**Task description**
Pick out the lines below that contain the string "Work" and copy them all.

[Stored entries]
--------------------------------
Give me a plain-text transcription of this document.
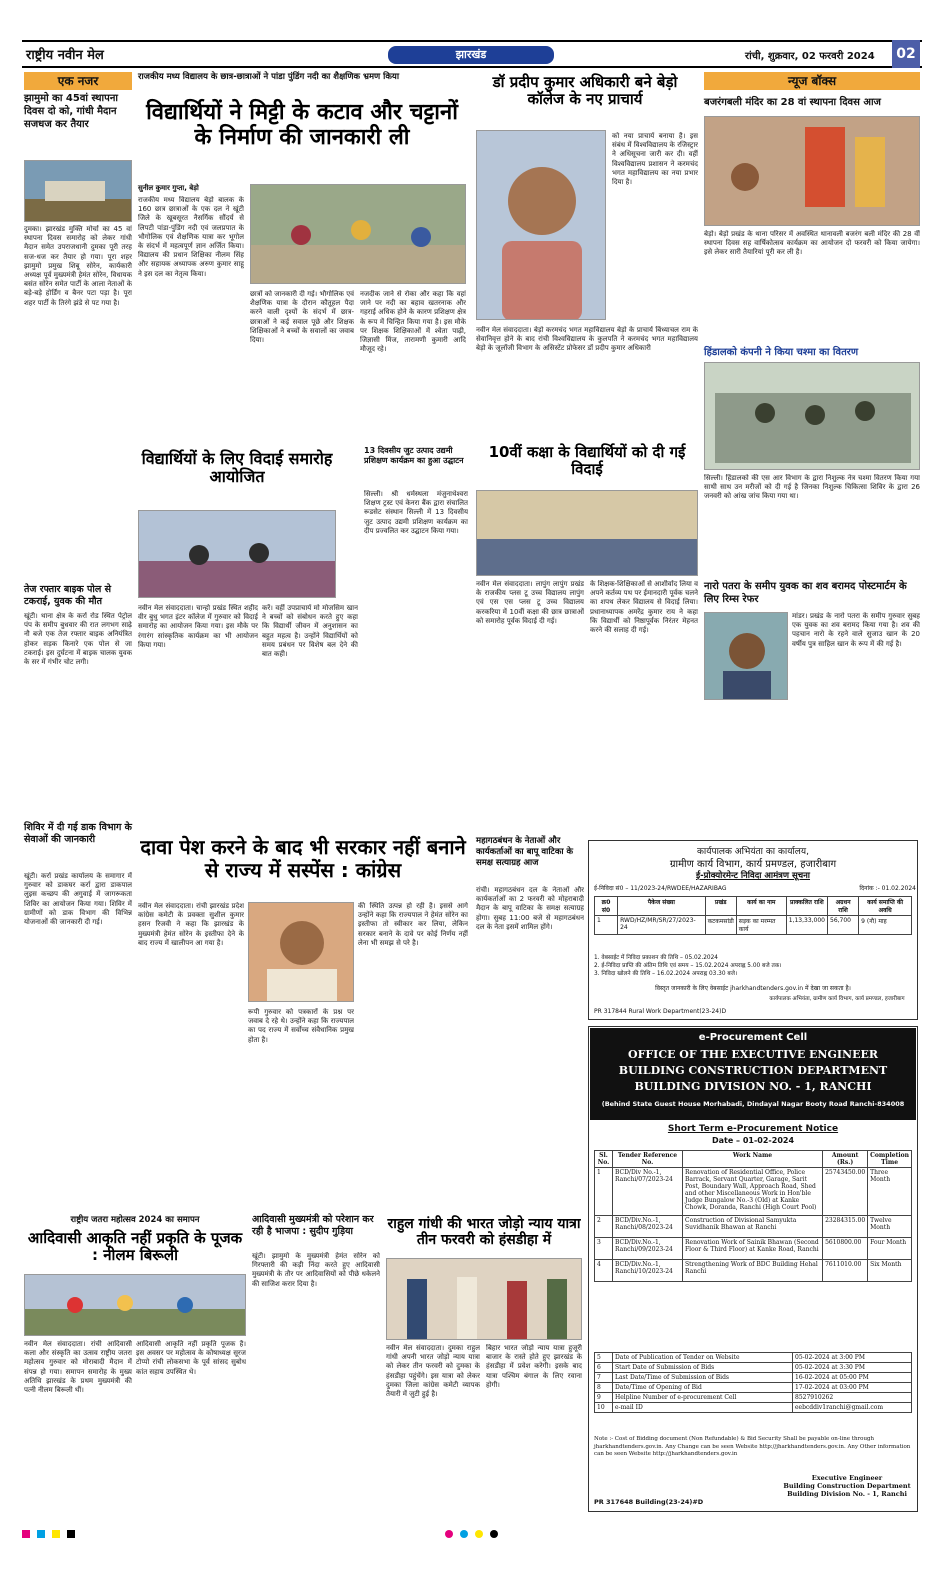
राष्ट्रीय नवीन मेल	झारखंड	रांची, शुक्रवार, 02 फरवरी 2024	02
एक नजर
झामुमो का 45वां स्थापना दिवस दो को, गांधी मैदान सजधज कर तैयार
दुमका। झारखंड मुक्ति मोर्चा का 45 वां स्थापना दिवस समारोह को लेकर गांधी मैदान समेत उपराजधानी दुमका पूरी तरह सज-धज कर तैयार हो गया। पूरा शहर झामुमो प्रमुख शिबू सोरेन, कार्यकारी अध्यक्ष पूर्व मुख्यमंत्री हेमंत सोरेन, विधायक बसंत सोरेन समेत पार्टी के आला नेताओं के बड़े-बड़े होर्डिंग व बैनर पटा पड़ा है। पूरा शहर पार्टी के तिरंगे झंडे से पट गया है।
तेज रफ्तार बाइक पोल से टकराई, युवक की मौत
खूंटी। थाना क्षेत्र के कर्रा रोड स्थित पेट्रोल पंप के समीप बुधवार की रात लगभग साढ़े नौ बजे एक तेज रफ्तार बाइक अनियंत्रित होकर सड़क किनारे एक पोल से जा टकराई। इस दुर्घटना में बाइक चालक युवक के सर में गंभीर चोट लगी।
शिविर में दी गई डाक विभाग के सेवाओं की जानकारी
खूंटी। कर्रा प्रखंड कार्यालय के समागार में गुरुवार को डाकघर कर्रा द्वारा डाकपाल लुइस कच्छप की अगुवाई में जागरूकता शिविर का आयोजन किया गया। शिविर में ग्रामीणों को डाक विभाग की विभिन्न योजनाओं की जानकारी दी गई।
राजकीय मध्य विद्यालय के छात्र-छात्राओं ने पांडा पुंडिंग नदी का शैक्षणिक भ्रमण किया
विद्यार्थियों ने मिट्टी के कटाव और चट्टानों के निर्माण की जानकारी ली
सुनील कुमार गुप्ता, बेड़ो
राजकीय मध्य विद्यालय बेड़ो बालक के 160 छात्र छात्राओं के एक दल ने खूंटी जिले के खूबसूरत नैसर्गिक सौंदर्य से लिपटी पांडा-पुंडिंग नदी एवं जलप्रपात के भौगोलिक एवं शैक्षणिक यात्रा कर भूगोल के संदर्भ में महत्वपूर्ण ज्ञान अर्जित किया। विद्यालय की प्रधान शिक्षिका नीलम सिंह और सहायक अध्यापक अरुण कुमार साहू ने इस दल का नेतृत्व किया।
छात्रों को जानकारी दी गई। भौगोलिक एवं शैक्षणिक यात्रा के दौरान कौतूहल पैदा करने वाली दृश्यों के संदर्भ में छात्र-छात्राओं ने कई सवाल पूछे और शिक्षक शिक्षिकाओं ने बच्चों के सवालों का जवाब दिया।
नजदीक जाने से रोका और कहा कि वहां जाने पर नदी का बहाव खतरनाक और गहराई अधिक होने के कारण प्रशिक्षण क्षेत्र के रूप में चिन्हित किया गया है। इस मौके पर शिक्षक शिक्षिकाओं में श्वेता पाढ़ी, जिज्ञासी मिंज, तारामणी कुमारी आदि मौजूद रहे।
डॉ प्रदीप कुमार अधिकारी बने बेड़ो कॉलेज के नए प्राचार्य
को नया प्राचार्य बनाया है। इस संबंध में विश्वविद्यालय के रजिस्ट्रार ने अधिसूचना जारी कर दी। वहीं विश्वविद्यालय प्रशासन ने करमचंद भगत महाविद्यालय का नया प्रभार दिया है।
नवीन मेल संवाददाता। बेड़ो करमचंद भगत महाविद्यालय बेड़ो के प्राचार्य बिंध्याचल राम के सेवानिवृत्त होने के बाद रांची विश्वविद्यालय के कुलपति ने करमचंद भगत महाविद्यालय बेड़ो के जूलॉजी विभाग के असिस्टेंट प्रोफेसर डॉ प्रदीप कुमार अधिकारी
न्यूज बॉक्स
बजरंगबली मंदिर का 28 वां स्थापना दिवस आज
बेड़ो। बेड़ो प्रखंड के थाना परिसर में अवस्थित थानावली बजरंग बली मंदिर की 28 वीं स्थापना दिवस सह वार्षिकोत्सव कार्यक्रम का आयोजन दो फरवरी को किया जायेगा। इसे लेकर सारी तैयारियां पूरी कर ली है।
हिंडालको कंपनी ने किया चश्मा का वितरण
सिल्ली। हिंडालको की एस आर विभाग के द्वारा निशुल्क नेत्र चश्मा वितरण किया गया साथी साथ उन मरीजों को दी गई है जिनका निशुल्क चिकित्सा शिविर के द्वारा 26 जनवरी को आंख जांच किया गया था।
नारो पतरा के समीप युवक का शव बरामद पोस्टमार्टम के लिए रिम्स रेफर
मांडर। प्रखंड के नारो पतरा के समीप गुरुवार सुबह एक युवक का शव बरामद किया गया है। शव की पहचान नारो के रहने वाले सुजाउ खान के 20 वर्षीय पुत्र साहिल खान के रूप में की गई है।
विद्यार्थियों के लिए विदाई समारोह आयोजित
नवीन मेल संवाददाता। चान्हो प्रखंड स्थित शहीद वीर बुधु भगत इंटर कॉलेज में गुरुवार को विदाई समारोह का आयोजन किया गया। इस मौके पर रंगारंग सांस्कृतिक कार्यक्रम का भी आयोजन किया गया।
करें। वहीं उपप्राचार्य मो मोजसिम खान ने बच्चों को संबोधन करते हुए कहा कि विद्यार्थी जीवन में अनुशासन का बहुत महत्व है। उन्होंने विद्यार्थियों को समय प्रबंधन पर विशेष बल देने की बात कही।
13 दिवसीय जुट उत्पाद उद्यमी प्रशिक्षण कार्यक्रम का हुआ उद्घाटन
सिल्ली। श्री धर्मस्थला मंजुनाथेश्वरा शिक्षण ट्रस्ट एवं केनरा बैंक द्वारा संचालित रूडसेट संस्थान सिल्ली में 13 दिवसीय जुट उत्पाद उद्यमी प्रशिक्षण कार्यक्रम का दीप प्रज्वलित कर उद्घाटन किया गया।
10वीं कक्षा के विद्यार्थियों को दी गई विदाई
नवीन मेल संवाददाता। लापुंग लापुंग प्रखंड के राजकीय प्लस टू उच्च विद्यालय लापुंग एवं एस एस प्लस टू उच्च विद्यालय करकरिया में 10वीं कक्षा की छात्र छात्राओं को समारोह पूर्वक विदाई दी गई।
के शिक्षक-शिक्षिकाओं से आशीर्वाद लिया व अपने कर्तव्य पथ पर ईमानदारी पूर्वक चलने का शपथ लेकर विद्यालय से विदाई लिया। प्रधानाध्यापक अमरेंद्र कुमार राय ने कहा कि विद्यार्थी को निष्ठापूर्वक निरंतर मेहनत करने की सलाह दी गई।
दावा पेश करने के बाद भी सरकार नहीं बनाने से राज्य में सस्पेंस : कांग्रेस
नवीन मेल संवाददाता। रांची झारखंड प्रदेश कांग्रेस कमेटी के प्रवक्ता सुशील कुमार हसन रिजवी ने कहा कि झारखंड के मुख्यमंत्री हेमंत सोरेन के इस्तीफा देने के बाद राज्य में खालीपन आ गया है।
रूपी गुरुवार को पत्रकारों के प्रश्न पर जवाब दे रहे थे। उन्होंने कहा कि राज्यपाल का पद राज्य में सर्वोच्च संवैधानिक प्रमुख होता है।
की स्थिति उत्पन्न हो रही है। इससे आगे उन्होंने कहा कि राज्यपाल ने हेमंत सोरेन का इस्तीफा तो स्वीकार कर लिया, लेकिन सरकार बनाने के दावे पर कोई निर्णय नहीं लेना भी समझ से परे है।
महागठबंधन के नेताओं और कार्यकर्ताओं का बापू वाटिका के समक्ष सत्याग्रह आज
रांची। महागठबंधन दल के नेताओं और कार्यकर्ताओं का 2 फरवरी को मोहराबादी मैदान के बापू वाटिका के समक्ष सत्याग्रह होगा। सुबह 11:00 बजे से महागठबंधन दल के नेता इसमें शामिल होंगे।
कार्यपालक अभियंता का कार्यालय,
ग्रामीण कार्य विभाग, कार्य प्रमण्डल, हजारीबाग
ई-प्रोक्योरमेन्ट निविदा आमंत्रण सूचना
ई-निविदा सं0 – 11/2023-24/RWDEE/HAZARIBAG	दिनांक :- 01.02.2024
क्र0 सं0	पैकेज संख्या	प्रखंड	कार्य का नाम	प्राक्कलित राशि	अग्रधन राशि	कार्य समाप्ति की अवधि
1	RWD/HZ/MR/SR/27/2023-24	कटकमसांडी	सड़क का मरम्मत कार्य	1,13,33,000	56,700	9 (नौ) माह
1. वेबसाईट में निविदा प्रकाशन की तिथि – 05.02.2024
2. ई-निविदा प्राप्ति की अंतिम तिथि एवं समय – 15.02.2024 अपराह्न 5.00 बजे तक।
3. निविदा खोलने की तिथि – 16.02.2024 अपराह्न 03.30 बजे।
विस्तृत जानकारी के लिए वेबसाईट jharkhandtenders.gov.in में देखा जा सकता है।
कार्यपालक अभियंता, ग्रामीण कार्य विभाग, कार्य प्रमण्डल, हजारीबाग
PR 317844 Rural Work Department(23-24)D
e-Procurement Cell
OFFICE OF THE EXECUTIVE ENGINEER
BUILDING CONSTRUCTION DEPARTMENT
BUILDING DIVISION NO. - 1, RANCHI
(Behind State Guest House Morhabadi, Dindayal Nagar Booty Road Ranchi-834008
Short Term e-Procurement Notice
Date – 01-02-2024
Sl. No.	Tender Reference No.	Work Name	Amount (Rs.)	Completion Time
1	BCD/Div No.-1, Ranchi/07/2023-24	Renovation of Residential Office, Police Barrack, Servant Quarter, Garage, Sarit Post, Boundary Wall, Approach Road, Shed and other Miscellaneous Work in Hon'ble Judge Bungalow No.-3 (Old) at Kanke Chowk, Doranda, Ranchi (High Court Pool)	25743450.00	Three Month
2	BCD/Div.No.-1, Ranchi/08/2023-24	Construction of Divisional Samyukta Suvidhanik Bhawan at Ranchi	23284315.00	Twelve Month
3	BCD/Div.No.-1, Ranchi/09/2023-24	Renovation Work of Sainik Bhawan (Second Floor & Third Floor) at Kanke Road, Ranchi	5610800.00	Four Month
4	BCD/Div.No.-1, Ranchi/10/2023-24	Strengthening Work of BDC Building Hehal Ranchi	7611010.00	Six Month
5	Date of Publication of Tender on Website	05-02-2024 at 3:00 PM
6	Start Date of Submission of Bids	05-02-2024 at 3:30 PM
7	Last Date/Time of Submission of Bids	16-02-2024 at 05:00 PM
8	Date/Time of Opening of Bid	17-02-2024 at 03:00 PM
9	Helpline Number of e-procurement Cell	8527910262
10	e-mail ID	eebcddiv1ranchi@gmail.com
Note :- Cost of Bidding document (Non Refundable) & Bid Security Shall be payable on-line through jharkhandtenders.gov.in. Any Change can be seen Website http://jharkhandtenders.gov.in. Any Other information can be seen Website http://jharkhandtenders.gov.in
Executive Engineer
Building Construction Department
Building Division No. - 1, Ranchi
PR 317648 Building(23-24)#D
राष्ट्रीय जतरा महोत्सव 2024 का समापन
आदिवासी आकृति नहीं प्रकृति के पूजक : नीलम बिरूली
नवीन मेल संवाददाता। रांची आदिवासी कला और संस्कृति का उत्सव राष्ट्रीय जतरा महोत्सव गुरुवार को मोराबादी मैदान में संपन्न हो गया। समापन समारोह के मुख्य अतिथि झारखंड के प्रथम मुख्यमंत्री की पत्नी नीलम बिरूली थीं।
आदिवासी आकृति नहीं प्रकृति पूजक है। इस अवसर पर महोत्सव के कोषाध्यक्ष सूरज टोप्पो रांची लोकसभा के पूर्व सांसद सुबोध कांत सहाय उपस्थित थे।
आदिवासी मुख्यमंत्री को परेशान कर रही है भाजपा : सुदीप गुड़िया
खूंटी। झामुमो के मुख्यमंत्री हेमंत सोरेन को गिरफ्तारी की कड़ी निंदा करते हुए आदिवासी मुख्यमंत्री के तौर पर आदिवासियों को पीछे धकेलने की साजिश करार दिया है।
राहुल गांधी की भारत जोड़ो न्याय यात्रा तीन फरवरी को हंसडीहा में
नवीन मेल संवाददाता। दुमका राहुल गांधी अपनी भारत जोड़ो न्याय यात्रा को लेकर तीन फरवरी को दुमका के हंसडीहा पहुंचेंगे। इस यात्रा को लेकर दुमका जिला कांग्रेस कमेटी व्यापक तैयारी में जुटी हुई है।
बिहार भारत जोड़ो न्याय यात्रा हुजूरी बाजार के रास्ते होते हुए झारखंड के हंसडीहा में प्रवेश करेगी। इसके बाद यात्रा पश्चिम बंगाल के लिए रवाना होगी।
--------------------------------
**Reply to the exercise**
PR 317844 Rural Work Department(23-24)D
Sl. No.	Tender Reference No.	Work Name	Amount (Rs.)	Completion Time
1	BCD/Div No.-1, Ranchi/07/2023-24	Renovation of Residential Office, Police Barrack, Servant Quarter, Garage, Sarit Post, Boundary Wall, Approach Road, Shed and other Miscellaneous Work in Hon'ble Judge Bungalow No.-3 (Old) at Kanke Chowk, Doranda, Ranchi (High Court Pool)	25743450.00	Three Month
3	BCD/Div.No.-1, Ranchi/09/2023-24	Renovation Work of Sainik Bhawan (Second Floor & Third Floor) at Kanke Road, Ranchi	5610800.00	Four Month
4	BCD/Div.No.-1, Ranchi/10/2023-24	Strengthening Work of BDC Building Hehal Ranchi	7611010.00	Six Month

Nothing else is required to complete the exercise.